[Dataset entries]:
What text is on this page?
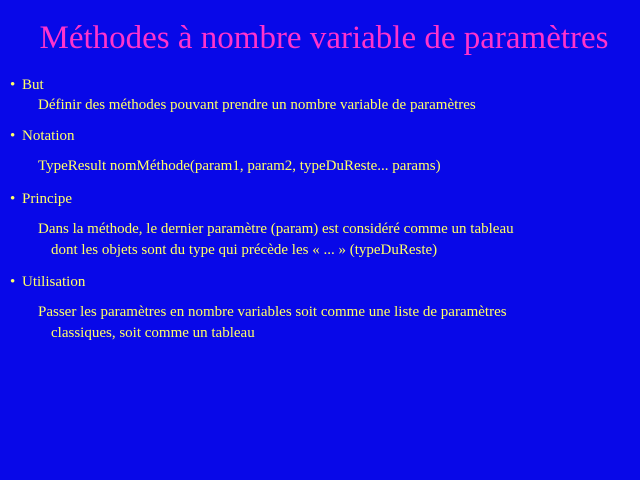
Méthodes à nombre variable de paramètres
• But
Définir des méthodes pouvant prendre un nombre variable de paramètres
• Notation
TypeResult nomMéthode(param1, param2, typeDuReste... params)
• Principe
Dans la méthode, le dernier paramètre (param) est considéré comme un tableau
dont les objets sont du type qui précède les « ... » (typeDuReste)
• Utilisation
Passer les paramètres en nombre variables soit comme une liste de paramètres
classiques, soit comme un tableau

[Task directions]: Identify and extract each line of the listing that contains "nombre".

[Result of this task]:
Méthodes à nombre variable de paramètres
Définir des méthodes pouvant prendre un nombre variable de paramètres
Passer les paramètres en nombre variables soit comme une liste de paramètres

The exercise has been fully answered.